Dataset rows about figures:

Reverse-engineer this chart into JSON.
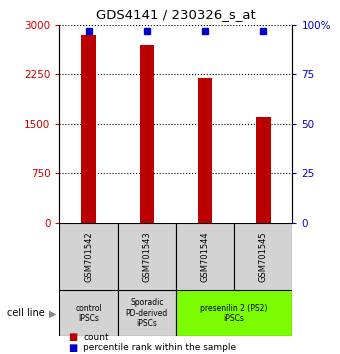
{
  "title": "GDS4141 / 230326_s_at",
  "samples": [
    "GSM701542",
    "GSM701543",
    "GSM701544",
    "GSM701545"
  ],
  "counts": [
    2850,
    2700,
    2200,
    1600
  ],
  "percentiles": [
    97,
    97,
    97,
    97
  ],
  "ylim_left": [
    0,
    3000
  ],
  "ylim_right": [
    0,
    100
  ],
  "yticks_left": [
    0,
    750,
    1500,
    2250,
    3000
  ],
  "yticks_right": [
    0,
    25,
    50,
    75,
    100
  ],
  "ytick_labels_left": [
    "0",
    "750",
    "1500",
    "2250",
    "3000"
  ],
  "ytick_labels_right": [
    "0",
    "25",
    "50",
    "75",
    "100%"
  ],
  "bar_color": "#bb0000",
  "dot_color": "#0000cc",
  "cell_line_label": "cell line",
  "legend_count_label": "count",
  "legend_percentile_label": "percentile rank within the sample",
  "bar_width": 0.25,
  "tick_color_left": "#cc0000",
  "tick_color_right": "#0000cc",
  "gsm_row_color": "#d3d3d3",
  "group_defs": [
    {
      "start": 0,
      "end": 0,
      "label": "control\nIPSCs",
      "color": "#d3d3d3"
    },
    {
      "start": 1,
      "end": 1,
      "label": "Sporadic\nPD-derived\niPSCs",
      "color": "#d3d3d3"
    },
    {
      "start": 2,
      "end": 3,
      "label": "presenilin 2 (PS2)\niPSCs",
      "color": "#7cfc00"
    }
  ]
}
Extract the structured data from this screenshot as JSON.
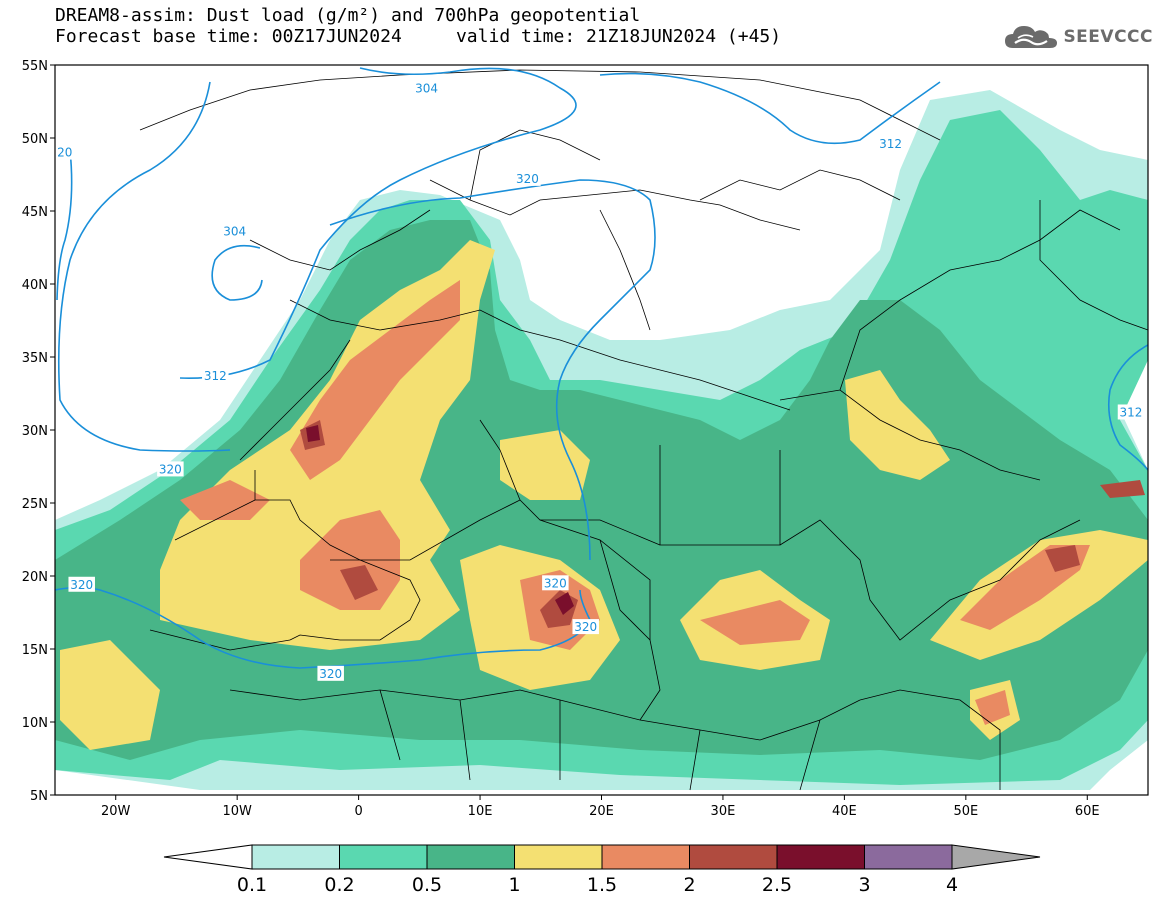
{
  "header": {
    "title_line1": "DREAM8-assim: Dust load (g/m²) and 700hPa geopotential",
    "title_line2": "Forecast base time: 00Z17JUN2024     valid time: 21Z18JUN2024 (+45)"
  },
  "logo": {
    "text": "SEEVCCC",
    "icon": "cloud-icon"
  },
  "map": {
    "lon_range": [
      -25,
      65
    ],
    "lat_range": [
      5,
      55
    ],
    "lat_ticks": [
      {
        "value": 55,
        "label": "55N"
      },
      {
        "value": 50,
        "label": "50N"
      },
      {
        "value": 45,
        "label": "45N"
      },
      {
        "value": 40,
        "label": "40N"
      },
      {
        "value": 35,
        "label": "35N"
      },
      {
        "value": 30,
        "label": "30N"
      },
      {
        "value": 25,
        "label": "25N"
      },
      {
        "value": 20,
        "label": "20N"
      },
      {
        "value": 15,
        "label": "15N"
      },
      {
        "value": 10,
        "label": "10N"
      },
      {
        "value": 5,
        "label": "5N"
      }
    ],
    "lon_ticks": [
      {
        "value": -20,
        "label": "20W"
      },
      {
        "value": -10,
        "label": "10W"
      },
      {
        "value": 0,
        "label": "0"
      },
      {
        "value": 10,
        "label": "10E"
      },
      {
        "value": 20,
        "label": "20E"
      },
      {
        "value": 30,
        "label": "30E"
      },
      {
        "value": 40,
        "label": "40E"
      },
      {
        "value": 50,
        "label": "50E"
      },
      {
        "value": 60,
        "label": "60E"
      }
    ],
    "contour_color": "#1a8fd9",
    "contour_labels": [
      {
        "text": "304",
        "lon": 5.6,
        "lat": 53.4
      },
      {
        "text": "304",
        "lon": -10.2,
        "lat": 43.6
      },
      {
        "text": "312",
        "lon": 43.8,
        "lat": 49.6
      },
      {
        "text": "320",
        "lon": 13.9,
        "lat": 47.2
      },
      {
        "text": "20",
        "lon": -24.2,
        "lat": 49.0
      },
      {
        "text": "312",
        "lon": -11.8,
        "lat": 33.7
      },
      {
        "text": "320",
        "lon": -15.5,
        "lat": 27.3
      },
      {
        "text": "312",
        "lon": 63.6,
        "lat": 31.2
      },
      {
        "text": "320",
        "lon": -22.8,
        "lat": 19.4
      },
      {
        "text": "320",
        "lon": 16.2,
        "lat": 19.5
      },
      {
        "text": "320",
        "lon": 18.7,
        "lat": 16.5
      },
      {
        "text": "320",
        "lon": -2.3,
        "lat": 13.3
      }
    ]
  },
  "colorbar": {
    "levels": [
      "0.1",
      "0.2",
      "0.5",
      "1",
      "1.5",
      "2",
      "2.5",
      "3",
      "4"
    ],
    "colors": [
      "#b8ede4",
      "#5ad8b0",
      "#48b588",
      "#f4e072",
      "#e98a62",
      "#b04b3f",
      "#7a0f2c",
      "#8b6a9d"
    ],
    "under_color": "#ffffff",
    "over_color": "#a8a8a8"
  }
}
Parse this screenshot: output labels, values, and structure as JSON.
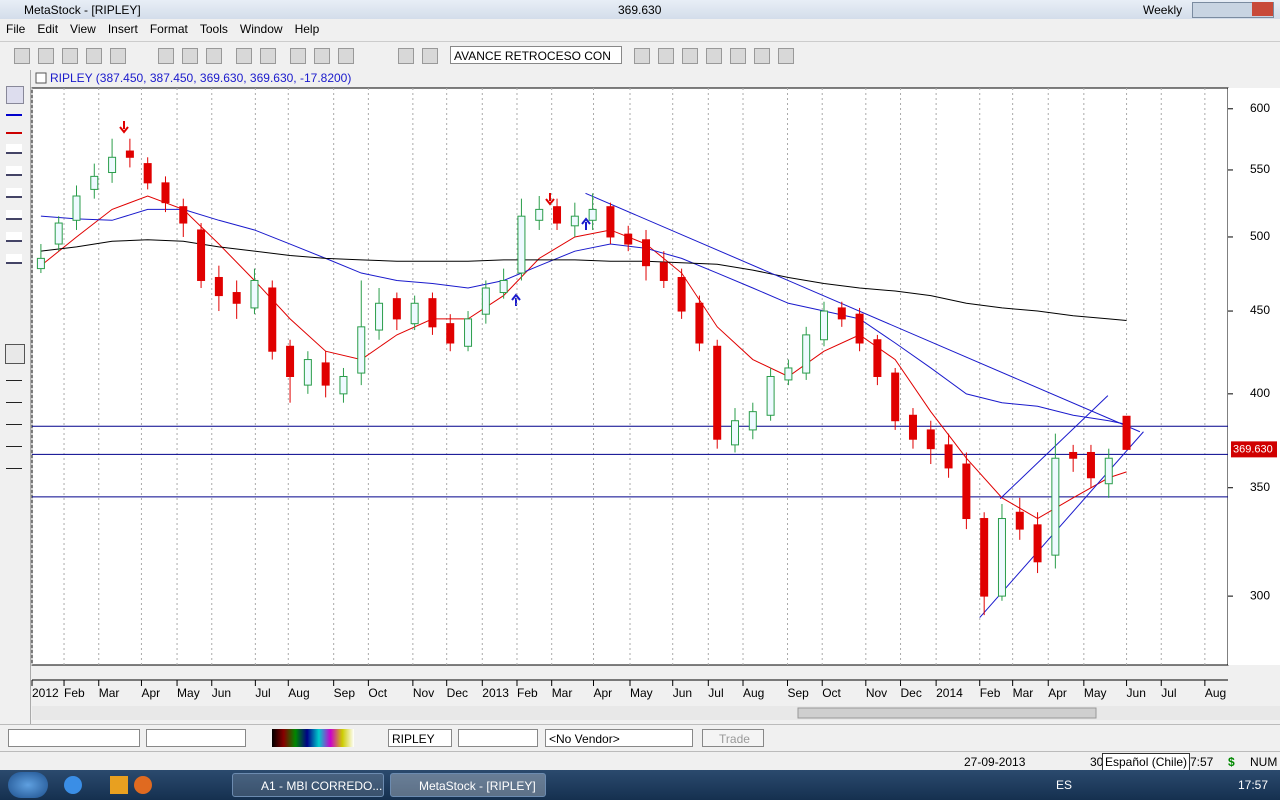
{
  "window": {
    "title": "MetaStock - [RIPLEY]",
    "value": "369.630",
    "period": "Weekly"
  },
  "menu": [
    "File",
    "Edit",
    "View",
    "Insert",
    "Format",
    "Tools",
    "Window",
    "Help"
  ],
  "toolbar": {
    "study": "AVANCE RETROCESO CON"
  },
  "chart_data": {
    "type": "candlestick",
    "title": "RIPLEY (387.450, 387.450, 369.630, 369.630, -17.8200)",
    "x": [
      1,
      3,
      5,
      7,
      9,
      11,
      13,
      15,
      17,
      19,
      21,
      23,
      25,
      27,
      29,
      31,
      33,
      35,
      37,
      39,
      41,
      43,
      45,
      47,
      49,
      51,
      53,
      55,
      57,
      59,
      61,
      63,
      65,
      67,
      69,
      71,
      73,
      75,
      77,
      79,
      81,
      83,
      85,
      87,
      89,
      91,
      93,
      95,
      97,
      99,
      101,
      103,
      105,
      107,
      109,
      111,
      113,
      115,
      117,
      119,
      121,
      123
    ],
    "open": [
      478,
      495,
      512,
      535,
      548,
      565,
      555,
      540,
      522,
      505,
      472,
      462,
      452,
      465,
      428,
      405,
      418,
      400,
      412,
      438,
      458,
      442,
      458,
      442,
      428,
      448,
      462,
      475,
      512,
      522,
      508,
      512,
      522,
      502,
      498,
      482,
      472,
      455,
      428,
      372,
      380,
      388,
      408,
      412,
      432,
      452,
      448,
      432,
      412,
      388,
      380,
      372,
      362,
      335,
      300,
      338,
      332,
      318,
      368,
      368,
      352,
      387.45
    ],
    "high": [
      495,
      515,
      538,
      555,
      575,
      575,
      560,
      545,
      528,
      510,
      480,
      470,
      478,
      470,
      432,
      425,
      425,
      415,
      470,
      465,
      462,
      460,
      462,
      448,
      450,
      470,
      478,
      528,
      530,
      528,
      525,
      532,
      525,
      508,
      505,
      490,
      478,
      460,
      432,
      392,
      395,
      415,
      420,
      440,
      456,
      456,
      452,
      435,
      415,
      392,
      385,
      378,
      368,
      338,
      342,
      345,
      338,
      378,
      372,
      372,
      370,
      387.45
    ],
    "low": [
      475,
      490,
      505,
      528,
      540,
      552,
      535,
      518,
      500,
      465,
      450,
      445,
      448,
      420,
      395,
      400,
      398,
      395,
      405,
      432,
      438,
      438,
      435,
      425,
      425,
      442,
      458,
      470,
      505,
      505,
      500,
      505,
      495,
      490,
      470,
      465,
      445,
      425,
      370,
      368,
      375,
      385,
      405,
      408,
      428,
      440,
      425,
      405,
      380,
      370,
      362,
      355,
      330,
      292,
      298,
      325,
      310,
      312,
      358,
      350,
      345,
      369.63
    ],
    "close": [
      485,
      510,
      530,
      545,
      560,
      560,
      540,
      525,
      510,
      470,
      460,
      455,
      470,
      425,
      410,
      420,
      405,
      410,
      440,
      455,
      445,
      455,
      440,
      430,
      445,
      465,
      470,
      515,
      520,
      510,
      515,
      520,
      500,
      495,
      480,
      470,
      450,
      430,
      375,
      385,
      390,
      410,
      415,
      435,
      450,
      445,
      430,
      410,
      385,
      375,
      370,
      360,
      335,
      300,
      335,
      330,
      315,
      365,
      365,
      355,
      365,
      369.63
    ],
    "up_color": "#2a9d4a",
    "down_color": "#e00000",
    "series": [
      {
        "color": "#e00000",
        "x": [
          1,
          5,
          9,
          13,
          17,
          21,
          25,
          29,
          33,
          37,
          41,
          45,
          49,
          53,
          57,
          61,
          65,
          69,
          73,
          77,
          81,
          85,
          89,
          93,
          97,
          101,
          105,
          109,
          113,
          117,
          121,
          123
        ],
        "values": [
          480,
          500,
          520,
          530,
          520,
          495,
          470,
          445,
          425,
          420,
          435,
          445,
          445,
          460,
          485,
          500,
          505,
          495,
          475,
          440,
          420,
          410,
          425,
          435,
          420,
          390,
          365,
          345,
          335,
          345,
          355,
          358
        ]
      },
      {
        "color": "#1a1acc",
        "x": [
          1,
          5,
          9,
          13,
          17,
          21,
          25,
          29,
          33,
          37,
          41,
          45,
          49,
          53,
          57,
          61,
          65,
          69,
          73,
          77,
          81,
          85,
          89,
          93,
          97,
          101,
          105,
          109,
          113,
          117,
          121,
          123
        ],
        "values": [
          515,
          513,
          512,
          520,
          520,
          512,
          505,
          495,
          485,
          475,
          470,
          468,
          465,
          470,
          480,
          490,
          495,
          492,
          485,
          475,
          465,
          455,
          450,
          445,
          430,
          415,
          400,
          395,
          393,
          388,
          385,
          383
        ]
      },
      {
        "color": "#000000",
        "x": [
          1,
          5,
          9,
          13,
          17,
          21,
          25,
          29,
          33,
          37,
          41,
          45,
          49,
          53,
          57,
          61,
          65,
          69,
          73,
          77,
          81,
          85,
          89,
          93,
          97,
          101,
          105,
          109,
          113,
          117,
          121,
          123
        ],
        "values": [
          490,
          493,
          497,
          498,
          497,
          493,
          490,
          487,
          485,
          484,
          483,
          483,
          483,
          484,
          484,
          484,
          483,
          483,
          482,
          481,
          477,
          472,
          468,
          465,
          463,
          460,
          455,
          452,
          450,
          447,
          445,
          444
        ]
      }
    ],
    "hlines": [
      382,
      367,
      345.5
    ],
    "hline_color": "#00008b",
    "trendlines": [
      {
        "x": [
          62.2,
          124.5
        ],
        "values": [
          532,
          379
        ]
      },
      {
        "x": [
          106.5,
          124.9
        ],
        "values": [
          291,
          379
        ]
      },
      {
        "x": [
          108.8,
          120.9
        ],
        "values": [
          344.6,
          399
        ]
      }
    ],
    "trend_color": "#1a1acc",
    "last_price": {
      "value": 369.63,
      "label": "369.630"
    },
    "log_scale": true,
    "grid": true,
    "xlim": [
      0,
      134.4
    ],
    "ylim": [
      272,
      618
    ],
    "yticks": [
      300,
      350,
      400,
      450,
      500,
      550,
      600
    ],
    "xticks": [
      {
        "value": 0,
        "label": "2012"
      },
      {
        "value": 3.6,
        "label": "Feb"
      },
      {
        "value": 7.5,
        "label": "Mar"
      },
      {
        "value": 12.3,
        "label": "Apr"
      },
      {
        "value": 16.3,
        "label": "May"
      },
      {
        "value": 20.2,
        "label": "Jun"
      },
      {
        "value": 25.1,
        "label": "Jul"
      },
      {
        "value": 28.8,
        "label": "Aug"
      },
      {
        "value": 33.9,
        "label": "Sep"
      },
      {
        "value": 37.8,
        "label": "Oct"
      },
      {
        "value": 42.8,
        "label": "Nov"
      },
      {
        "value": 46.6,
        "label": "Dec"
      },
      {
        "value": 50.6,
        "label": "2013"
      },
      {
        "value": 54.5,
        "label": "Feb"
      },
      {
        "value": 58.4,
        "label": "Mar"
      },
      {
        "value": 63.1,
        "label": "Apr"
      },
      {
        "value": 67.2,
        "label": "May"
      },
      {
        "value": 72,
        "label": "Jun"
      },
      {
        "value": 76,
        "label": "Jul"
      },
      {
        "value": 79.9,
        "label": "Aug"
      },
      {
        "value": 84.9,
        "label": "Sep"
      },
      {
        "value": 88.8,
        "label": "Oct"
      },
      {
        "value": 93.7,
        "label": "Nov"
      },
      {
        "value": 97.6,
        "label": "Dec"
      },
      {
        "value": 101.6,
        "label": "2014"
      },
      {
        "value": 106.5,
        "label": "Feb"
      },
      {
        "value": 110.2,
        "label": "Mar"
      },
      {
        "value": 114.2,
        "label": "Apr"
      },
      {
        "value": 118.2,
        "label": "May"
      },
      {
        "value": 123,
        "label": "Jun"
      },
      {
        "value": 126.9,
        "label": "Jul"
      },
      {
        "value": 131.8,
        "label": "Aug"
      }
    ]
  },
  "bottom": {
    "symbol": "RIPLEY",
    "vendor": "<No Vendor>",
    "trade": "Trade"
  },
  "status": {
    "date": "27-09-2013",
    "day": "30",
    "language": "Español (Chile)",
    "time": "7:57",
    "currency": "$",
    "num": "NUM"
  },
  "taskbar": {
    "task1": "A1 - MBI CORREDO...",
    "task2": "MetaStock - [RIPLEY]",
    "lang": "ES",
    "clock": "17:57"
  }
}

» What to produce:
Using the records above, select and copy every line that has the word "JSON".

» Answer in full:
Reverse-engineer this chart into JSON.
Extract the structured data from this screenshot as JSON.
Parse this screenshot: output labels, values, and structure as JSON.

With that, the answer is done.